* The records:
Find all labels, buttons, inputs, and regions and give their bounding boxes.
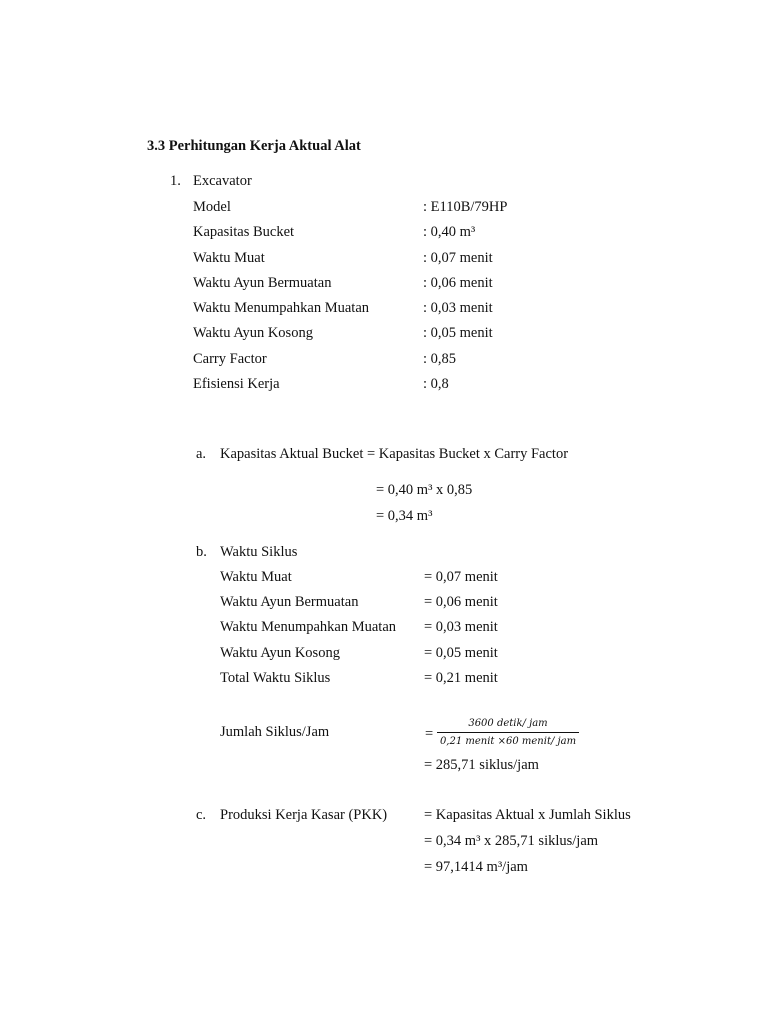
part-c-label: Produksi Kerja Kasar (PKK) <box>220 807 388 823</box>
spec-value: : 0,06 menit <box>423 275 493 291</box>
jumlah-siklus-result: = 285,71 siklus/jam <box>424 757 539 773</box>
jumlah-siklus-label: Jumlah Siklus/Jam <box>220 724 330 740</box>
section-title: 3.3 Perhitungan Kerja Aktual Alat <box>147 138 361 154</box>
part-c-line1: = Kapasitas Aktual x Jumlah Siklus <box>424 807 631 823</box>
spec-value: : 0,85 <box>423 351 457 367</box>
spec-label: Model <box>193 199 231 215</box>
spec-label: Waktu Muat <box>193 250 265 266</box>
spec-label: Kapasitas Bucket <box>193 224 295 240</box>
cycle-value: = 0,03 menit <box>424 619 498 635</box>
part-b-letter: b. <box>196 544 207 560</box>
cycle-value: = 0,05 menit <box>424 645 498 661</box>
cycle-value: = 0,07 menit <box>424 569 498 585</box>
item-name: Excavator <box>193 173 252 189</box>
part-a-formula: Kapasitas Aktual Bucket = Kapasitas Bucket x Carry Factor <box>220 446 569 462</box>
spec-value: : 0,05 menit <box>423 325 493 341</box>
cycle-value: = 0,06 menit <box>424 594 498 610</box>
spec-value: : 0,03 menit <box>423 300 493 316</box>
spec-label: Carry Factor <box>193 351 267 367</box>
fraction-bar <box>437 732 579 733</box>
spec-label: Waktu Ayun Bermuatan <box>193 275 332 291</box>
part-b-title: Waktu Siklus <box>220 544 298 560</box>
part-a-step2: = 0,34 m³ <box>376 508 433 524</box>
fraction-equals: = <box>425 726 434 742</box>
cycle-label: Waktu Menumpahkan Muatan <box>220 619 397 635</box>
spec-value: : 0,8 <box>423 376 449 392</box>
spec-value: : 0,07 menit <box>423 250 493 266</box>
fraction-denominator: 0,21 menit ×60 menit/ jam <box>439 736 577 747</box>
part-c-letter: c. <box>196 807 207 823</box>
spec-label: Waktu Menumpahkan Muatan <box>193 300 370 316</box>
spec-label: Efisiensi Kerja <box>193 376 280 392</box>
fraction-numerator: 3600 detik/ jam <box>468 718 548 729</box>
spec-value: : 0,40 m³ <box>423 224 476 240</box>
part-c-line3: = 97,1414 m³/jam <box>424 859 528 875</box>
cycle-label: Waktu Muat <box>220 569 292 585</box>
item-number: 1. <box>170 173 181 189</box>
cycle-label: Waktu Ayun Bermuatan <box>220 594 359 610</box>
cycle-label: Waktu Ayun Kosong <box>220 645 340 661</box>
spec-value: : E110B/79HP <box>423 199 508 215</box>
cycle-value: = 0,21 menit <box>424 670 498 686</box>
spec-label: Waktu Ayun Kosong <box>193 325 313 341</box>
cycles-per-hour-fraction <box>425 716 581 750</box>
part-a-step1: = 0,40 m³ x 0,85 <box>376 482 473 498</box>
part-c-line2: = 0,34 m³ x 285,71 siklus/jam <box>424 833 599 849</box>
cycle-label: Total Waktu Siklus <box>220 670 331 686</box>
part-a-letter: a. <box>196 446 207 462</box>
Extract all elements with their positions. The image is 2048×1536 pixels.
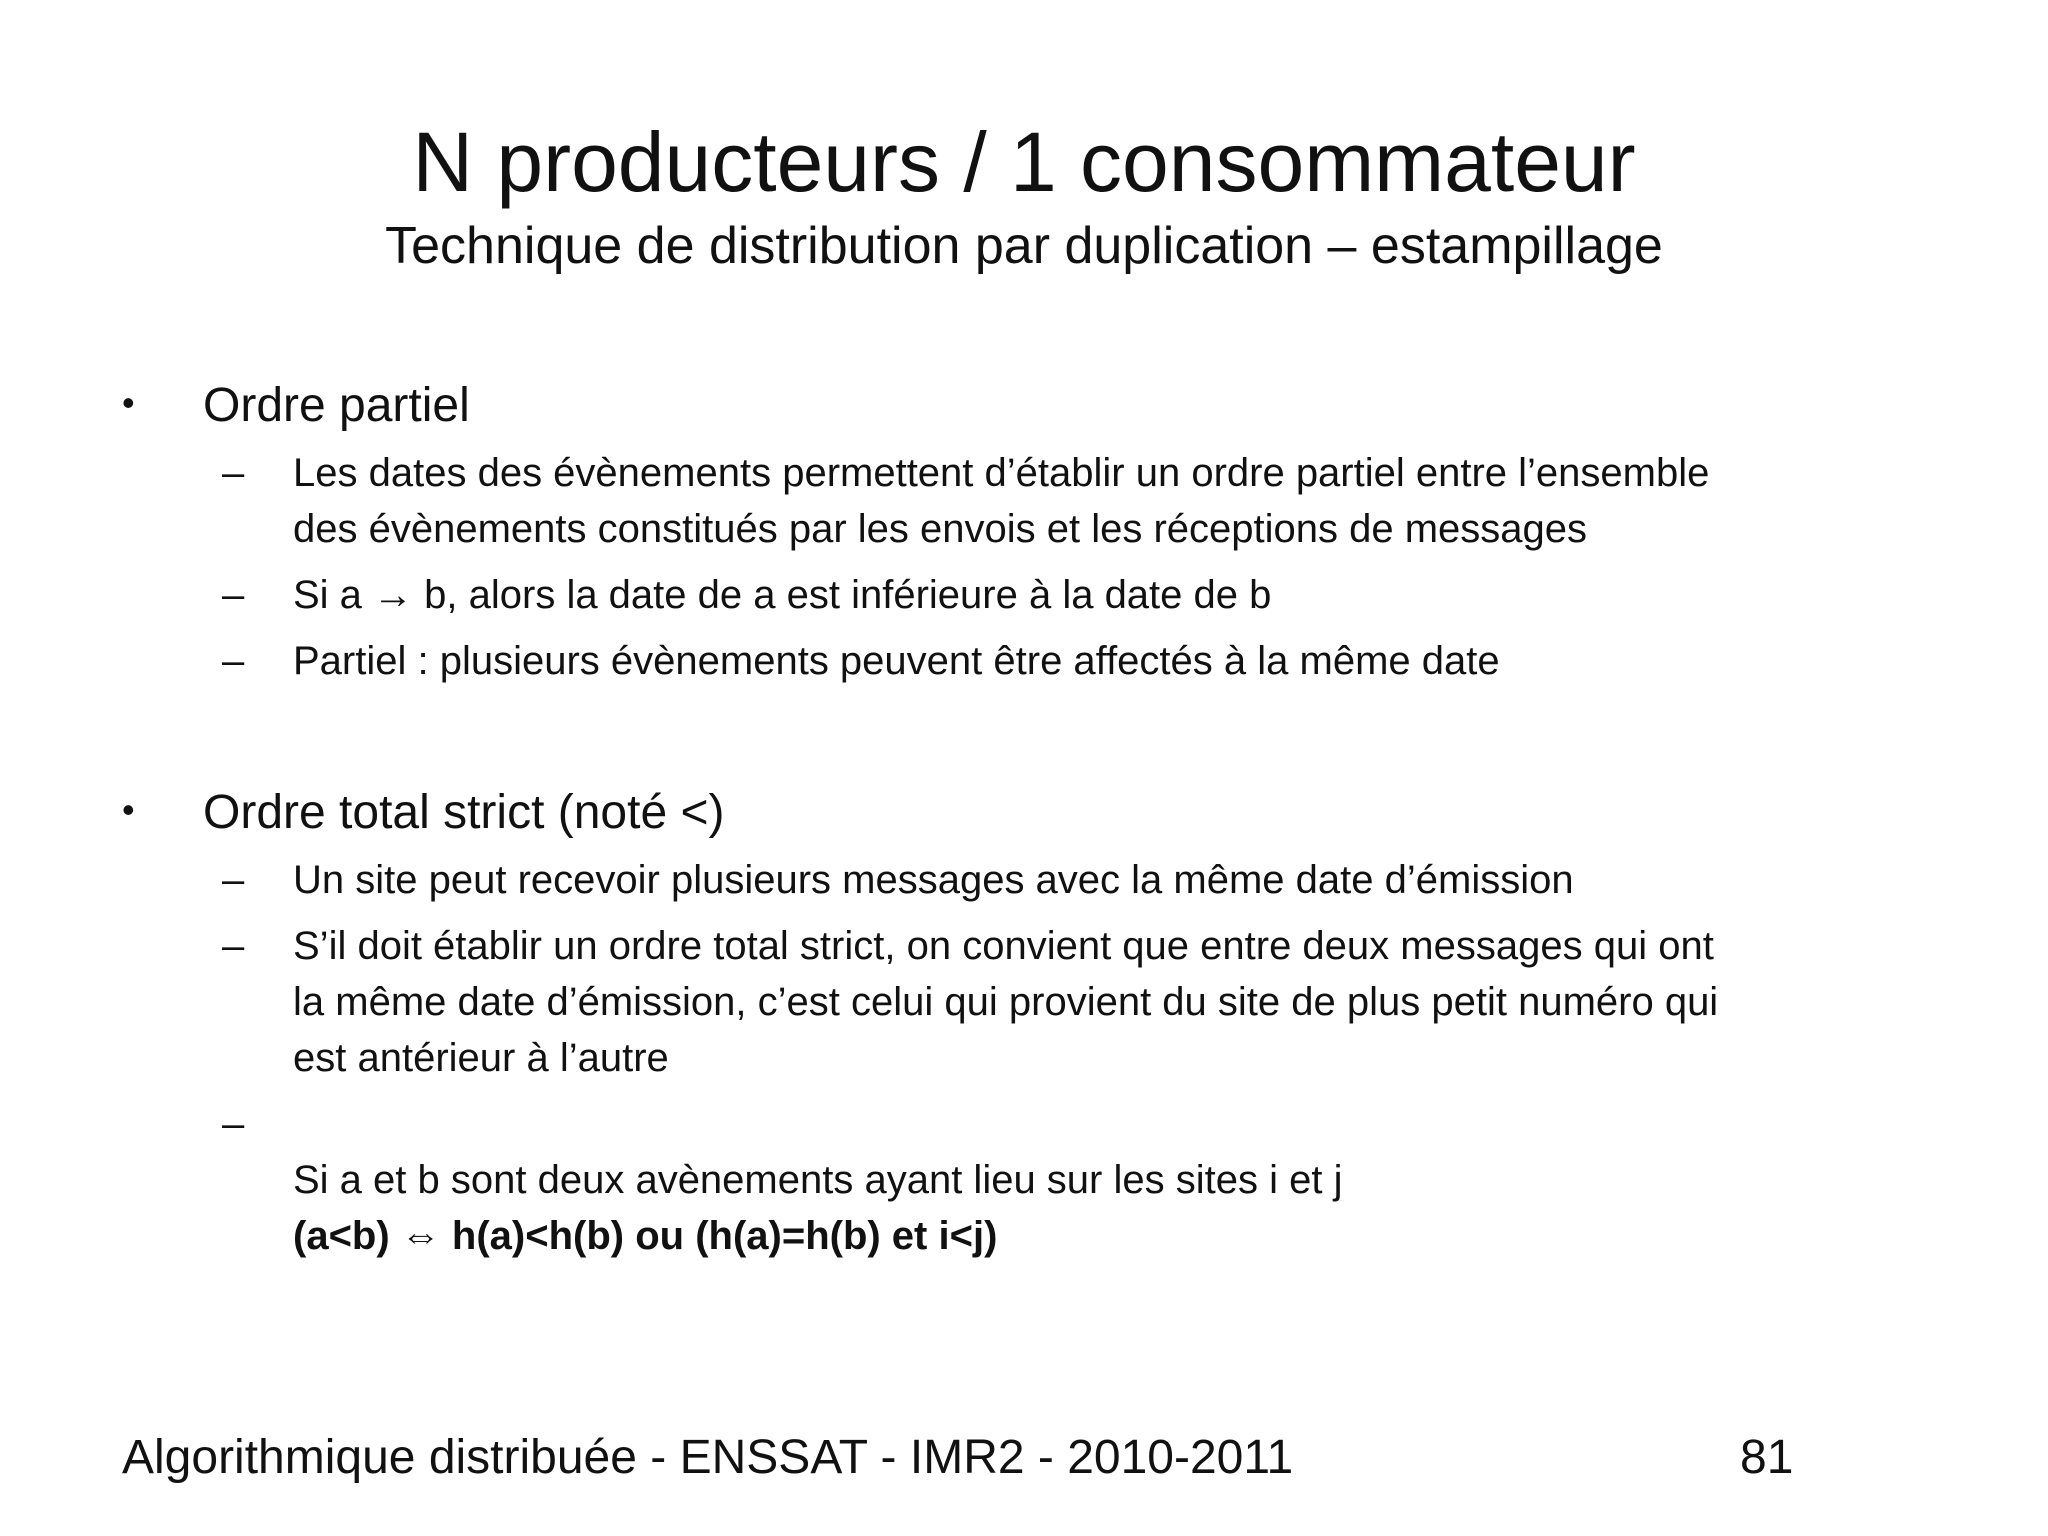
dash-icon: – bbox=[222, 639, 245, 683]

* Exercise goal: Rewrite all the records above, replacing "Carry Factor" with "Fill Factor" everywhere and changing nothing else. Leave out the pictures.

* Output:
Find all labels, buttons, inputs, and regions and give their bounding boxes.
part-c-label: Produksi Kerja Kasar (PKK) <box>220 807 388 823</box>
spec-value: : 0,06 menit <box>423 275 493 291</box>
jumlah-siklus-result: = 285,71 siklus/jam <box>424 757 539 773</box>
jumlah-siklus-label: Jumlah Siklus/Jam <box>220 724 330 740</box>
section-title: 3.3 Perhitungan Kerja Aktual Alat <box>147 138 361 154</box>
part-c-line1: = Kapasitas Aktual x Jumlah Siklus <box>424 807 631 823</box>
spec-value: : 0,85 <box>423 351 457 367</box>
spec-label: Model <box>193 199 231 215</box>
spec-label: Waktu Muat <box>193 250 265 266</box>
spec-label: Kapasitas Bucket <box>193 224 295 240</box>
cycle-value: = 0,03 menit <box>424 619 498 635</box>
part-b-letter: b. <box>196 544 207 560</box>
cycle-value: = 0,05 menit <box>424 645 498 661</box>
cycle-value: = 0,07 menit <box>424 569 498 585</box>
item-name: Excavator <box>193 173 252 189</box>
part-a-formula: Kapasitas Aktual Bucket = Kapasitas Bucket x Fill Factor <box>220 446 569 462</box>
spec-value: : 0,05 menit <box>423 325 493 341</box>
cycle-value: = 0,06 menit <box>424 594 498 610</box>
spec-value: : 0,03 menit <box>423 300 493 316</box>
spec-label: Fill Factor <box>193 351 267 367</box>
fraction-bar <box>437 732 579 733</box>
spec-label: Waktu Ayun Bermuatan <box>193 275 332 291</box>
part-b-title: Waktu Siklus <box>220 544 298 560</box>
part-a-step2: = 0,34 m³ <box>376 508 433 524</box>
fraction-equals: = <box>425 726 434 742</box>
cycle-label: Waktu Menumpahkan Muatan <box>220 619 397 635</box>
spec-value: : 0,8 <box>423 376 449 392</box>
spec-value: : 0,07 menit <box>423 250 493 266</box>
fraction-denominator: 0,21 menit ×60 menit/ jam <box>439 736 577 747</box>
part-c-letter: c. <box>196 807 207 823</box>
spec-label: Waktu Menumpahkan Muatan <box>193 300 370 316</box>
spec-label: Efisiensi Kerja <box>193 376 280 392</box>
fraction-numerator: 3600 detik/ jam <box>468 718 548 729</box>
spec-value: : 0,40 m³ <box>423 224 476 240</box>
part-c-line3: = 97,1414 m³/jam <box>424 859 528 875</box>
cycle-label: Waktu Muat <box>220 569 292 585</box>
item-number: 1. <box>170 173 181 189</box>
cycle-label: Waktu Ayun Bermuatan <box>220 594 359 610</box>
cycle-label: Waktu Ayun Kosong <box>220 645 340 661</box>
spec-value: : E110B/79HP <box>423 199 508 215</box>
cycle-value: = 0,21 menit <box>424 670 498 686</box>
spec-label: Waktu Ayun Kosong <box>193 325 313 341</box>
cycles-per-hour-fraction <box>425 716 581 750</box>
part-a-step1: = 0,40 m³ x 0,85 <box>376 482 473 498</box>
part-c-line2: = 0,34 m³ x 285,71 siklus/jam <box>424 833 599 849</box>
cycle-label: Total Waktu Siklus <box>220 670 331 686</box>
part-a-letter: a. <box>196 446 207 462</box>
Extract all elements with their positions. The image is 2048×1536 pixels.
dash-icon: – bbox=[222, 639, 245, 683]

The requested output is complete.